Instruction
Print all the records exactly, please.

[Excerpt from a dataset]
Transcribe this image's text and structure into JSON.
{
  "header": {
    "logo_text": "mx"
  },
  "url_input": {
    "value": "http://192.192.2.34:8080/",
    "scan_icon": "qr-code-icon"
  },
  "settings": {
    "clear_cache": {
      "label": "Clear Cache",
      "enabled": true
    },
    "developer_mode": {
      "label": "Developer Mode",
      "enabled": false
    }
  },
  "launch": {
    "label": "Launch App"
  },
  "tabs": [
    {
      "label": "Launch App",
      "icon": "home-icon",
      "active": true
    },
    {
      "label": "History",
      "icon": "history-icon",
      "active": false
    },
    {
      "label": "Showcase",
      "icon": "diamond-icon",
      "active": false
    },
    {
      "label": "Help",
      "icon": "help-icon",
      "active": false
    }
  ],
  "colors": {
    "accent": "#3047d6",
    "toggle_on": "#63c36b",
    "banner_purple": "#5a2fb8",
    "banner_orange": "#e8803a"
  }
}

Output below
Transcribe this image's text and structure into JSON.
{
  "header": {
    "logo_text": "mx"
  },
  "url_input": {
    "value": "http://192.192.2.34:8080/",
    "scan_icon": "qr-code-icon"
  },
  "settings": {
    "clear_cache": {
      "label": "Clear Cache",
      "enabled": true
    },
    "developer_mode": {
      "label": "Developer Mode",
      "enabled": false
    }
  },
  "launch": {
    "label": "Launch App"
  },
  "tabs": [
    {
      "label": "Launch App",
      "icon": "home-icon",
      "active": true
    },
    {
      "label": "History",
      "icon": "history-icon",
      "active": false
    },
    {
      "label": "Showcase",
      "icon": "diamond-icon",
      "active": false
    },
    {
      "label": "Help",
      "icon": "help-icon",
      "active": false
    }
  ],
  "colors": {
    "accent": "#3047d6",
    "toggle_on": "#63c36b",
    "banner_purple": "#5a2fb8",
    "banner_orange": "#e8803a"
  }
}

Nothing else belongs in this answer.